- WRITTEN INSTRUCTION -
Review the listing and copy each line that holds the word "screenshot".

- INFORMATION SUPPLIED -
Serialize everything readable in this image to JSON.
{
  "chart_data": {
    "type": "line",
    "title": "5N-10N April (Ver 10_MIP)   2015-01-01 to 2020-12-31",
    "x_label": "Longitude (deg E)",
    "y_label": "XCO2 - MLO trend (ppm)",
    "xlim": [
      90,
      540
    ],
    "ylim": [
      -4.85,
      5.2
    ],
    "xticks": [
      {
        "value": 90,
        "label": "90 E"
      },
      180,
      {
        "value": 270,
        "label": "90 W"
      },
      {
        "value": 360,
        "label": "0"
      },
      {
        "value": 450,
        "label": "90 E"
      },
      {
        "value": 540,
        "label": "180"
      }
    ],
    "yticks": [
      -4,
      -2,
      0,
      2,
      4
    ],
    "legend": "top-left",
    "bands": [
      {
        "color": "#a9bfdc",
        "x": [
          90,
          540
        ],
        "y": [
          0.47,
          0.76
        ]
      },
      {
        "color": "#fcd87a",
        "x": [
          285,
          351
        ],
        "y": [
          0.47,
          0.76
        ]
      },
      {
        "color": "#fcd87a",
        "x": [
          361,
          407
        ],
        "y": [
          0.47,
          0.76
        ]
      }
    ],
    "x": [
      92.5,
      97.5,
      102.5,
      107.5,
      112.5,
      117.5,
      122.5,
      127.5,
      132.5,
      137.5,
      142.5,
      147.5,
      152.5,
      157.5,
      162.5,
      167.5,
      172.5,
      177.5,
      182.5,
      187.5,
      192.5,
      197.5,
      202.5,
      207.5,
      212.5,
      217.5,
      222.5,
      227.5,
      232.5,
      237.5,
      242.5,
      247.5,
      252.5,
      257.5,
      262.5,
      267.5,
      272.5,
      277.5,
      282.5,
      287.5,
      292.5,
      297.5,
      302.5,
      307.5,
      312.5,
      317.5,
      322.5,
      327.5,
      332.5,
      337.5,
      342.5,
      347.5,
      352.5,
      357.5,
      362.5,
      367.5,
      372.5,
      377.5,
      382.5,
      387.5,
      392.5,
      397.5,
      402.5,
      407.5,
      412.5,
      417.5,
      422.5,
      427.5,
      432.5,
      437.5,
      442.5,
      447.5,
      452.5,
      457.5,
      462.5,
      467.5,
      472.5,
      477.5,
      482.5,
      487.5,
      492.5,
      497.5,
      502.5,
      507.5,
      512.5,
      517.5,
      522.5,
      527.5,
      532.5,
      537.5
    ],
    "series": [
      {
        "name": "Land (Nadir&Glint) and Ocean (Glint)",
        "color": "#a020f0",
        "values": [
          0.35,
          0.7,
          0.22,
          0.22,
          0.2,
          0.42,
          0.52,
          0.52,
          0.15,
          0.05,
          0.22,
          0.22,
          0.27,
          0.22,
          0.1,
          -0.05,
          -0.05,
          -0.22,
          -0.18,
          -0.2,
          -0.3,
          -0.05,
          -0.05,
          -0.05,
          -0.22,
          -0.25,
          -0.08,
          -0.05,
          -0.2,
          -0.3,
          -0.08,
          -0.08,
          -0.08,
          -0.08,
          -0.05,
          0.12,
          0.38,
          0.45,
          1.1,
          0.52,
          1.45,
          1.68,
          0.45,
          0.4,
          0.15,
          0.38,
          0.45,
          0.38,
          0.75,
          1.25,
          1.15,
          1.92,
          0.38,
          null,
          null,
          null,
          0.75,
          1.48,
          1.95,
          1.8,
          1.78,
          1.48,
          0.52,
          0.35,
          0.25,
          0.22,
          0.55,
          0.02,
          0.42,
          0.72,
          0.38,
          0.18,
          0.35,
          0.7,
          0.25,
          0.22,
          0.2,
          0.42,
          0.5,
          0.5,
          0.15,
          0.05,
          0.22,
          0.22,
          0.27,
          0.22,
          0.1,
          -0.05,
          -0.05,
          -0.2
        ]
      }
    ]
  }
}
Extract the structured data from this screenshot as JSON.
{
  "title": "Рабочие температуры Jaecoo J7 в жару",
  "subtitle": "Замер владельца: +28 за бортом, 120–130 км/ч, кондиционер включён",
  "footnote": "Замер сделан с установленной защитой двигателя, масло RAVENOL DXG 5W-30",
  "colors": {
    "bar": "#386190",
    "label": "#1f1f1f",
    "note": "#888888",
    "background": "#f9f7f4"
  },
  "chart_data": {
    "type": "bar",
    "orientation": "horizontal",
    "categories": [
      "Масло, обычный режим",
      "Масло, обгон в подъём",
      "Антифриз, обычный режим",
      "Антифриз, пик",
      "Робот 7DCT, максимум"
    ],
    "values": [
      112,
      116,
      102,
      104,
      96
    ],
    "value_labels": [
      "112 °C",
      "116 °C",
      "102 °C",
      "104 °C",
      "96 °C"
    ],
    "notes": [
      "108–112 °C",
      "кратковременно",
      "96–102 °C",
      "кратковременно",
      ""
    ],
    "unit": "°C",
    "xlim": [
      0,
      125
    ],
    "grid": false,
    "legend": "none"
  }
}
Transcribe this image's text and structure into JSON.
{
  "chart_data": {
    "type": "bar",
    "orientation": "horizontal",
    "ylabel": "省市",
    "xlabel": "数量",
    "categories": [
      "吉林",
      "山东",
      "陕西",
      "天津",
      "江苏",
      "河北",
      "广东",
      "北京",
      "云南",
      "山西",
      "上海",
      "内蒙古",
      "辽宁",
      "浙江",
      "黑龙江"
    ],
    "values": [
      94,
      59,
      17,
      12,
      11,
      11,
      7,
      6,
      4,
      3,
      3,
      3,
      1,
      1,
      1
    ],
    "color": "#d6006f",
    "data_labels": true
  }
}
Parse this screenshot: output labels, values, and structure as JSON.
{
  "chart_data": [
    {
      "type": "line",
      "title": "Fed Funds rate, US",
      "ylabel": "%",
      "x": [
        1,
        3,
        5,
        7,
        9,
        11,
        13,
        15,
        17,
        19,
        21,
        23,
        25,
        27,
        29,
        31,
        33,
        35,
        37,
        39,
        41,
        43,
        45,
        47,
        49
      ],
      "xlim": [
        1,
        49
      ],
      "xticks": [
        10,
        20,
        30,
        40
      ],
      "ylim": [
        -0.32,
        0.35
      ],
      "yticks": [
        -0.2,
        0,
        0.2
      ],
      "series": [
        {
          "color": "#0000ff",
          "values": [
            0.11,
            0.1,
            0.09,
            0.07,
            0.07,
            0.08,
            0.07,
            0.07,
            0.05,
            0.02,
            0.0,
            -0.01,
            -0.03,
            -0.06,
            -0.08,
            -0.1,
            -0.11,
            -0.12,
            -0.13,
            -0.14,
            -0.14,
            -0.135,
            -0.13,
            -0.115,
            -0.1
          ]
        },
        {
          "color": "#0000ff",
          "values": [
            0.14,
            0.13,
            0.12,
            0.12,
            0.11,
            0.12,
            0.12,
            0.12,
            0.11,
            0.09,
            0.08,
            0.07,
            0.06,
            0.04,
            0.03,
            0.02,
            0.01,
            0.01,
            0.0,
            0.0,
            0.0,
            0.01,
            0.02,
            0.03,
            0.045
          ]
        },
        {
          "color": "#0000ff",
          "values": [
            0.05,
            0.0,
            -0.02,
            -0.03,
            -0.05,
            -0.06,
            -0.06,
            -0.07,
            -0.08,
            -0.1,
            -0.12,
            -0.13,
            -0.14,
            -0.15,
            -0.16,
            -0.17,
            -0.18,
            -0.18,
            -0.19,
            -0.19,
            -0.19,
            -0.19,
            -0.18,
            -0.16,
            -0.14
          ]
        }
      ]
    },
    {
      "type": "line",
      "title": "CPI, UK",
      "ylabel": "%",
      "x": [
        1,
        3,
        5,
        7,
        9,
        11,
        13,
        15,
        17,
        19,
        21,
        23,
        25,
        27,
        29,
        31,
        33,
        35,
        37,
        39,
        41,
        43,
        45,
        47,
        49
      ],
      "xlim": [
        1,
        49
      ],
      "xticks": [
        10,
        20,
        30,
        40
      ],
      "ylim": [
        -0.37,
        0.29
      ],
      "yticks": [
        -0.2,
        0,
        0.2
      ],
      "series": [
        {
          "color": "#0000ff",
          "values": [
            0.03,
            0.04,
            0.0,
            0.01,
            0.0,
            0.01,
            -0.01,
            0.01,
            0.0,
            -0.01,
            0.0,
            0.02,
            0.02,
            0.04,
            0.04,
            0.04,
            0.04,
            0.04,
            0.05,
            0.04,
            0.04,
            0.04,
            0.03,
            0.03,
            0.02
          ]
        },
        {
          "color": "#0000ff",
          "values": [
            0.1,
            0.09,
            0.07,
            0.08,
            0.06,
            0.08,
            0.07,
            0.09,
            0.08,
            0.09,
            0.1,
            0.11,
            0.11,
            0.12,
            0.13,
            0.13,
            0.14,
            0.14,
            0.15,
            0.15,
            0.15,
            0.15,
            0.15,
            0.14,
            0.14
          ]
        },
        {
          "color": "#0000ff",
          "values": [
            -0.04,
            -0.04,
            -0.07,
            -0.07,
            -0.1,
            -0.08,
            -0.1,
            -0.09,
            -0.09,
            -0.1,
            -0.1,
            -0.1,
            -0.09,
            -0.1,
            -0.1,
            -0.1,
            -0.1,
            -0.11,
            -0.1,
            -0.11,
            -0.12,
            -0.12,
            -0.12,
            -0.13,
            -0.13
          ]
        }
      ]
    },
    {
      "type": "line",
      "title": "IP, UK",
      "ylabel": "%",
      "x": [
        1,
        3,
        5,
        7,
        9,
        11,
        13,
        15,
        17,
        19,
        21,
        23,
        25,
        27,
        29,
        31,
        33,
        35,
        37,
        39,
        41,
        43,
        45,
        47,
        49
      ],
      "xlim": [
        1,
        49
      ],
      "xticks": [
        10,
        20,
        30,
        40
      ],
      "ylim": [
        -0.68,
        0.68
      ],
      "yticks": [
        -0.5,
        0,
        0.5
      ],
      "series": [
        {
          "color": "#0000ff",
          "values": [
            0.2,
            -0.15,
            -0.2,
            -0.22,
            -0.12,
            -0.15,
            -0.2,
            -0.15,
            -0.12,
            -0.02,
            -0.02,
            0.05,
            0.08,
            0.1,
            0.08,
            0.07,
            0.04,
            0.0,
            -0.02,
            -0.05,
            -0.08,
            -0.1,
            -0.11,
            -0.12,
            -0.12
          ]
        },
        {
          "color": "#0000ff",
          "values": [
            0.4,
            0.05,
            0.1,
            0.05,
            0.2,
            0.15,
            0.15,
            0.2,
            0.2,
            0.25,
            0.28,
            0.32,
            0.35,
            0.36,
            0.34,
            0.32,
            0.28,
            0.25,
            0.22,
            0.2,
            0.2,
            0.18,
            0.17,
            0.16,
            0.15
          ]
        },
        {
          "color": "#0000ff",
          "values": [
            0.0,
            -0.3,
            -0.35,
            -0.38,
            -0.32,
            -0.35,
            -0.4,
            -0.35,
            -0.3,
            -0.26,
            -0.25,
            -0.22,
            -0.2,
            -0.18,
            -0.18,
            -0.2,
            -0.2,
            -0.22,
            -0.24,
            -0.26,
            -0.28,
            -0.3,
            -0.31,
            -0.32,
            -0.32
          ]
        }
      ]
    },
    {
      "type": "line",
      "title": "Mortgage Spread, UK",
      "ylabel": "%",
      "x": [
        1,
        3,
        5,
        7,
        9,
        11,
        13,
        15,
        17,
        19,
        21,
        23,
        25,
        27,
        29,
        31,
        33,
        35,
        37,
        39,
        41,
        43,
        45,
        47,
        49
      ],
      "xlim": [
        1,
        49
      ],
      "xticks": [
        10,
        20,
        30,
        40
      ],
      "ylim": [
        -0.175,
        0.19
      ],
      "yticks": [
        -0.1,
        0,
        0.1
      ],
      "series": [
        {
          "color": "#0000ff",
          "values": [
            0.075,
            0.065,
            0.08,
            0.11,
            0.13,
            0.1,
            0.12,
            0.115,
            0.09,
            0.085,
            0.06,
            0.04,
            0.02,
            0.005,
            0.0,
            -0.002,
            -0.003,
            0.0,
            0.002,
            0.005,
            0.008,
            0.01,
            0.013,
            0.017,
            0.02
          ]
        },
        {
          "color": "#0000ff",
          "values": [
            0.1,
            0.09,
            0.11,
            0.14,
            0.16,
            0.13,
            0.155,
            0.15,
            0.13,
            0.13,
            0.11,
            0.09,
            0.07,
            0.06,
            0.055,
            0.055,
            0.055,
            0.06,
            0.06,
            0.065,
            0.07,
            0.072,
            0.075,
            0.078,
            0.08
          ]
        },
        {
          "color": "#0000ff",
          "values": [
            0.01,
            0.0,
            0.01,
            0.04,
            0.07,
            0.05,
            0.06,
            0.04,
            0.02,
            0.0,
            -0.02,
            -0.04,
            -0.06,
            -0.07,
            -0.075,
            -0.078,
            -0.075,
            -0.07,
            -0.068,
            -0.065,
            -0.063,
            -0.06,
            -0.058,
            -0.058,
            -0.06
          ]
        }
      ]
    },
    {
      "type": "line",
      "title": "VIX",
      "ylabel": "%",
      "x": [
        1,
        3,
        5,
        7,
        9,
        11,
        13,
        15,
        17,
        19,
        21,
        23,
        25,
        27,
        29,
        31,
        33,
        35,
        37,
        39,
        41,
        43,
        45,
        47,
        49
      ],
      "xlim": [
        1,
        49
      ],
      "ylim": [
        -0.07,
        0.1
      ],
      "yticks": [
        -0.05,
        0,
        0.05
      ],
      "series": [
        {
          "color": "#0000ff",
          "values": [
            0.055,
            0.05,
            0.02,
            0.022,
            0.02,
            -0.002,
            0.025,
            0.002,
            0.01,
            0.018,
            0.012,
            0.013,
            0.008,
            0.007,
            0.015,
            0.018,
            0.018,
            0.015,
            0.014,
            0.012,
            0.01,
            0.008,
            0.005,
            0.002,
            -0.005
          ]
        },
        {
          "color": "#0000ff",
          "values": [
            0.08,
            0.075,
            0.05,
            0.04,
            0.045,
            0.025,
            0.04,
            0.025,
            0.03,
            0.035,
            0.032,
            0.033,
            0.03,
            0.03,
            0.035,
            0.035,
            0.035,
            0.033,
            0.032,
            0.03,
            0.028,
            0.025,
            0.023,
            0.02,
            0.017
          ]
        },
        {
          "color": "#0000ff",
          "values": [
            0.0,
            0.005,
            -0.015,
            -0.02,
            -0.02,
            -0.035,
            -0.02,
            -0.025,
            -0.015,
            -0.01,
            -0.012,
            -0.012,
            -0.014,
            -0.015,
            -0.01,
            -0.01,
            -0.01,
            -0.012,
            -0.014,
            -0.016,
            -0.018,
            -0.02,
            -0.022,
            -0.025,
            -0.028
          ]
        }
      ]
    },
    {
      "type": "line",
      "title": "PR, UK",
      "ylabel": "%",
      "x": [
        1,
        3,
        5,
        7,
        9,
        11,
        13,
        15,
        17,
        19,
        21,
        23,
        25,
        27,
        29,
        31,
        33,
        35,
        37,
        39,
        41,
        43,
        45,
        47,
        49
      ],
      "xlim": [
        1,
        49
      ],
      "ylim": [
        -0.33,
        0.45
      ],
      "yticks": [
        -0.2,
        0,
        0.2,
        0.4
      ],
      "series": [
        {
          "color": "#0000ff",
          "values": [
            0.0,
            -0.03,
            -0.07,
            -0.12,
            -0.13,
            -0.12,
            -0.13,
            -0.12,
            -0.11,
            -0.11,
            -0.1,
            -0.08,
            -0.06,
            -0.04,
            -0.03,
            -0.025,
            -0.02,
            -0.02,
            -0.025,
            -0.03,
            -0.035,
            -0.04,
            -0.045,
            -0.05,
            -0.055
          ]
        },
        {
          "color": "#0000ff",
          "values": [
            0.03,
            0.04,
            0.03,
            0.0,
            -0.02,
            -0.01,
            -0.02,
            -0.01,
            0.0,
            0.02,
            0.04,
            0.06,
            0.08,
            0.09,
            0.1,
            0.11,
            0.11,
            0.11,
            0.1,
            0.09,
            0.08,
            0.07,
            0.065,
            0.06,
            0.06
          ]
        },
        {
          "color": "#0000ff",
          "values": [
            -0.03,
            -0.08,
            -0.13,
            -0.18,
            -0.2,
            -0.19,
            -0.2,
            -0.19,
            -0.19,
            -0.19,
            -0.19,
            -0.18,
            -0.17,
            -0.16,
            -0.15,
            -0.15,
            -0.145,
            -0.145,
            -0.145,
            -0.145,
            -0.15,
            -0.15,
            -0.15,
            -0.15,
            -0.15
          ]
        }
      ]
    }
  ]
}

- RESPONSE -
Extract the structured data from this screenshot as JSON.
Parse this screenshot: output labels, values, and structure as JSON.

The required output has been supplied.